PROBLEM TO WORK ON
Emit the data below verbatim, stripping out any pictures.

EXTRACTED ENTRIES
##########
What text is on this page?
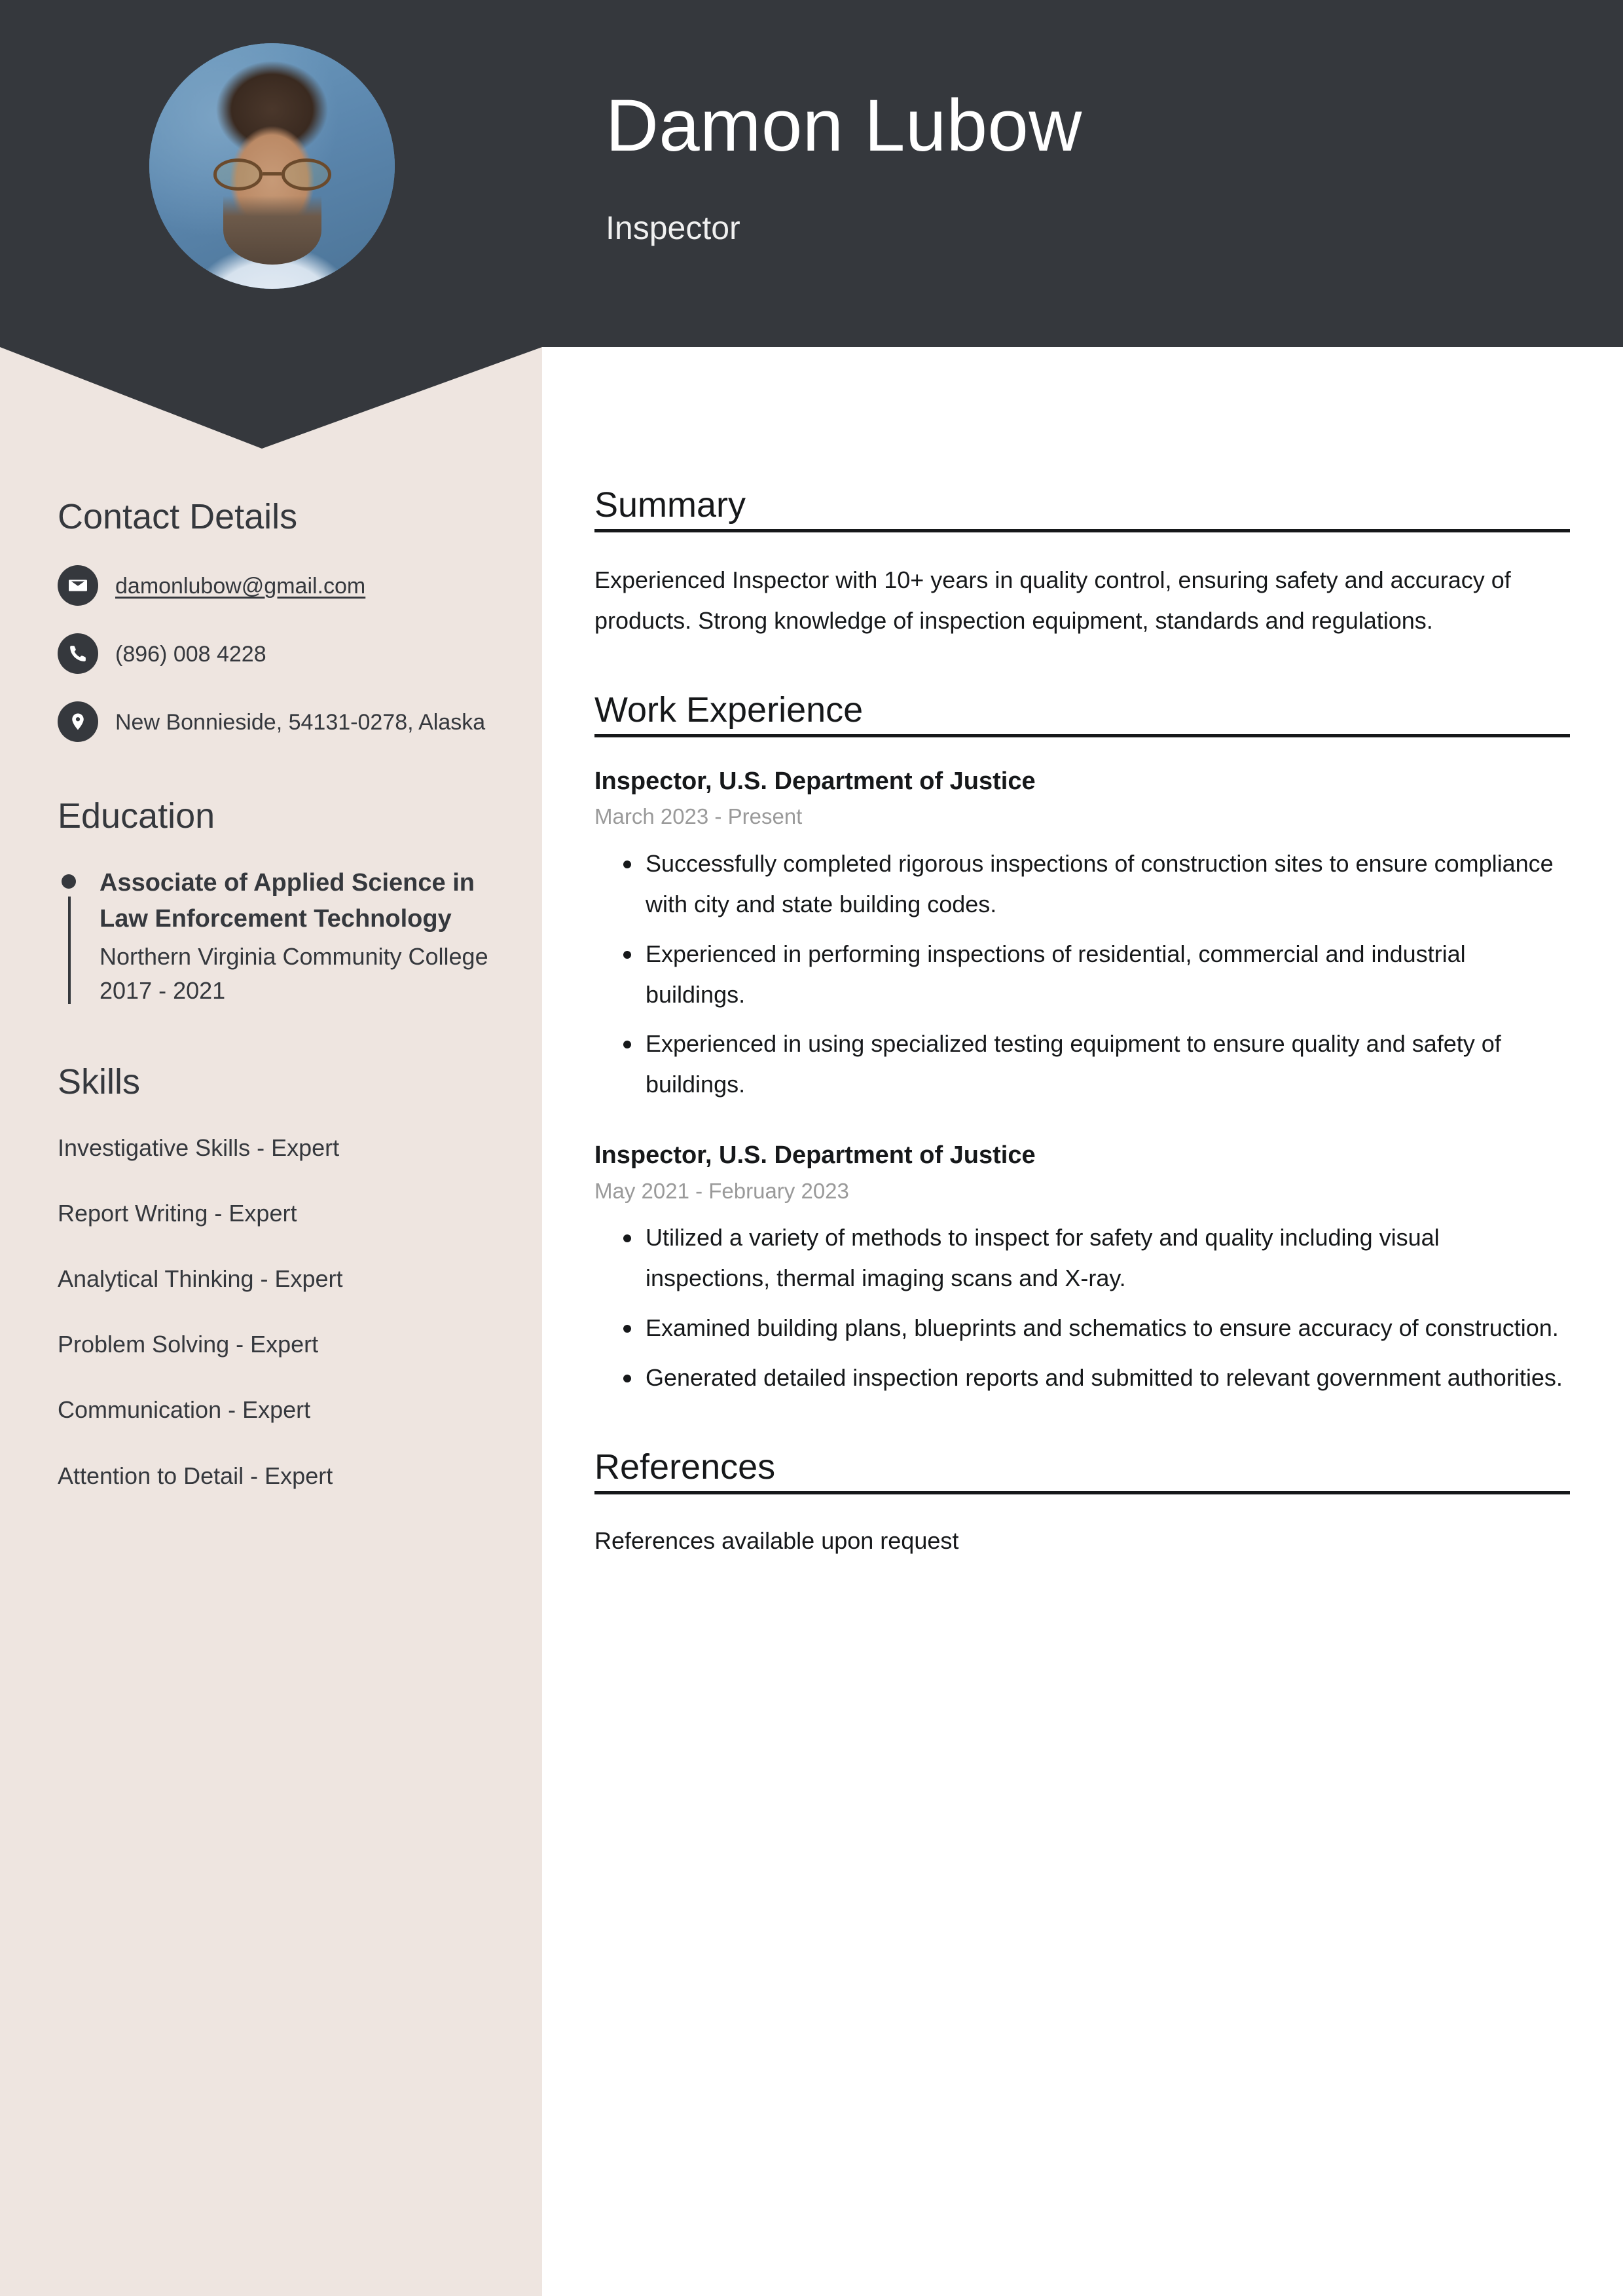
Damon Lubow
Inspector
Contact Details
damonlubow@gmail.com
(896) 008 4228
New Bonnieside, 54131-0278, Alaska
Education

Associate of Applied Science in Law Enforcement Technology

Northern Virginia Community College

2017 - 2021

Skills
Investigative Skills - Expert
Report Writing - Expert
Analytical Thinking - Expert
Problem Solving - Expert
Communication - Expert
Attention to Detail - Expert
Summary

Experienced Inspector with 10+ years in quality control, ensuring safety and accuracy of products. Strong knowledge of inspection equipment, standards and regulations.

Work Experience

Inspector, U.S. Department of Justice

March 2023 - Present

Successfully completed rigorous inspections of construction sites to ensure compliance with city and state building codes.
Experienced in performing inspections of residential, commercial and industrial buildings.
Experienced in using specialized testing equipment to ensure quality and safety of buildings.

Inspector, U.S. Department of Justice

May 2021 - February 2023

Utilized a variety of methods to inspect for safety and quality including visual inspections, thermal imaging scans and X-ray.
Examined building plans, blueprints and schematics to ensure accuracy of construction.
Generated detailed inspection reports and submitted to relevant government authorities.
References

References available upon request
##########
SOLUTION BELOW
What text is on this page?
Damon Lubow
Inspector
Contact Details
damonlubow@gmail.com
(896) 008 4228
New Bonnieside, 54131-0278, Alaska
Education

Associate of Applied Science in Law Enforcement Technology

Northern Virginia Community College

2017 - 2021

Skills
Investigative Skills - Expert
Report Writing - Expert
Analytical Thinking - Expert
Problem Solving - Expert
Communication - Expert
Attention to Detail - Expert
Summary

Experienced Inspector with 10+ years in quality control, ensuring safety and accuracy of products. Strong knowledge of inspection equipment, standards and regulations.

Work Experience

Inspector, U.S. Department of Justice

March 2023 - Present

Successfully completed rigorous inspections of construction sites to ensure compliance with city and state building codes.
Experienced in performing inspections of residential, commercial and industrial buildings.
Experienced in using specialized testing equipment to ensure quality and safety of buildings.

Inspector, U.S. Department of Justice

May 2021 - February 2023

Utilized a variety of methods to inspect for safety and quality including visual inspections, thermal imaging scans and X-ray.
Examined building plans, blueprints and schematics to ensure accuracy of construction.
Generated detailed inspection reports and submitted to relevant government authorities.
References

References available upon request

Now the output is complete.